GIVEN TASK: Transcribe the material word for word, but without the images.

INFORMATION GIVEN:
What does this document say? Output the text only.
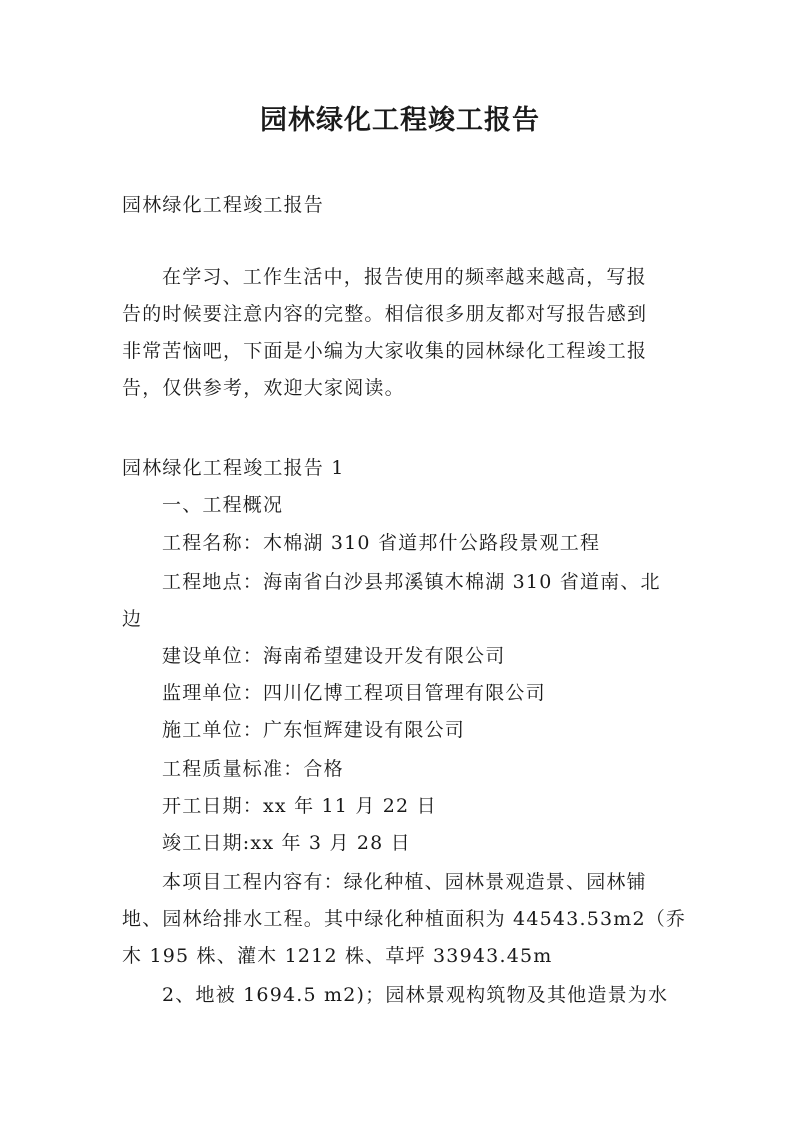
园林绿化工程竣工报告
园林绿化工程竣工报告
在学习、工作生活中，报告使用的频率越来越高，写报
告的时候要注意内容的完整。相信很多朋友都对写报告感到
非常苦恼吧，下面是小编为大家收集的园林绿化工程竣工报
告，仅供参考，欢迎大家阅读。
园林绿化工程竣工报告 1
一、工程概况
工程名称：木棉湖 310 省道邦什公路段景观工程
工程地点：海南省白沙县邦溪镇木棉湖 310 省道南、北
边
建设单位：海南希望建设开发有限公司
监理单位：四川亿博工程项目管理有限公司
施工单位：广东恒辉建设有限公司
工程质量标准：合格
开工日期：xx 年 11 月 22 日
竣工日期:xx 年 3 月 28 日
本项目工程内容有：绿化种植、园林景观造景、园林铺
地、园林给排水工程。其中绿化种植面积为 44543.53m2（乔
木 195 株、灌木 1212 株、草坪 33943.45m
2、地被 1694.5 m2)；园林景观构筑物及其他造景为水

TASK RESULT:
What does this document say? Output the text only.
园林绿化工程竣工报告
园林绿化工程竣工报告
在学习、工作生活中，报告使用的频率越来越高，写报
告的时候要注意内容的完整。相信很多朋友都对写报告感到
非常苦恼吧，下面是小编为大家收集的园林绿化工程竣工报
告，仅供参考，欢迎大家阅读。
园林绿化工程竣工报告 1
一、工程概况
工程名称：木棉湖 310 省道邦什公路段景观工程
工程地点：海南省白沙县邦溪镇木棉湖 310 省道南、北
边
建设单位：海南希望建设开发有限公司
监理单位：四川亿博工程项目管理有限公司
施工单位：广东恒辉建设有限公司
工程质量标准：合格
开工日期：xx 年 11 月 22 日
竣工日期:xx 年 3 月 28 日
本项目工程内容有：绿化种植、园林景观造景、园林铺
地、园林给排水工程。其中绿化种植面积为 44543.53m2（乔
木 195 株、灌木 1212 株、草坪 33943.45m
2、地被 1694.5 m2)；园林景观构筑物及其他造景为水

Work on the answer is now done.